◆ Exercise prompt
Each entry in the listing below should be restated word for word.

◆ Collection entries

** BEGIN **

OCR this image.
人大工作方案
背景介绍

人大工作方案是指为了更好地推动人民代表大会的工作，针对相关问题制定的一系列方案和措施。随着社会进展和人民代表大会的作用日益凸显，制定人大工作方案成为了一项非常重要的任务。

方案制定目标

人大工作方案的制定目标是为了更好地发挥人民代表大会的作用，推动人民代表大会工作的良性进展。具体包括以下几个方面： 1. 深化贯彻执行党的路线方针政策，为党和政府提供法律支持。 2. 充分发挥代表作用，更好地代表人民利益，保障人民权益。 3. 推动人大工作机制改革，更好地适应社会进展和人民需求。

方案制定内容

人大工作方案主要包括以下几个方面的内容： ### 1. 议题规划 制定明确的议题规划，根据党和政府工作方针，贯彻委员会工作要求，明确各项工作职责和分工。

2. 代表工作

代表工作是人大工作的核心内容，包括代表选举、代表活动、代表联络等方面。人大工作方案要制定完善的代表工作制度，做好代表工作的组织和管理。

** END **

◆ Expected answer
OCR this image.
人大工作方案
背景介绍

人大工作方案是指为了更好地推动人民代表大会的工作，针对相关问题制定的一系列方案和措施。随着社会进展和人民代表大会的作用日益凸显，制定人大工作方案成为了一项非常重要的任务。

方案制定目标

人大工作方案的制定目标是为了更好地发挥人民代表大会的作用，推动人民代表大会工作的良性进展。具体包括以下几个方面： 1. 深化贯彻执行党的路线方针政策，为党和政府提供法律支持。 2. 充分发挥代表作用，更好地代表人民利益，保障人民权益。 3. 推动人大工作机制改革，更好地适应社会进展和人民需求。

方案制定内容

人大工作方案主要包括以下几个方面的内容： ### 1. 议题规划 制定明确的议题规划，根据党和政府工作方针，贯彻委员会工作要求，明确各项工作职责和分工。

2. 代表工作

代表工作是人大工作的核心内容，包括代表选举、代表活动、代表联络等方面。人大工作方案要制定完善的代表工作制度，做好代表工作的组织和管理。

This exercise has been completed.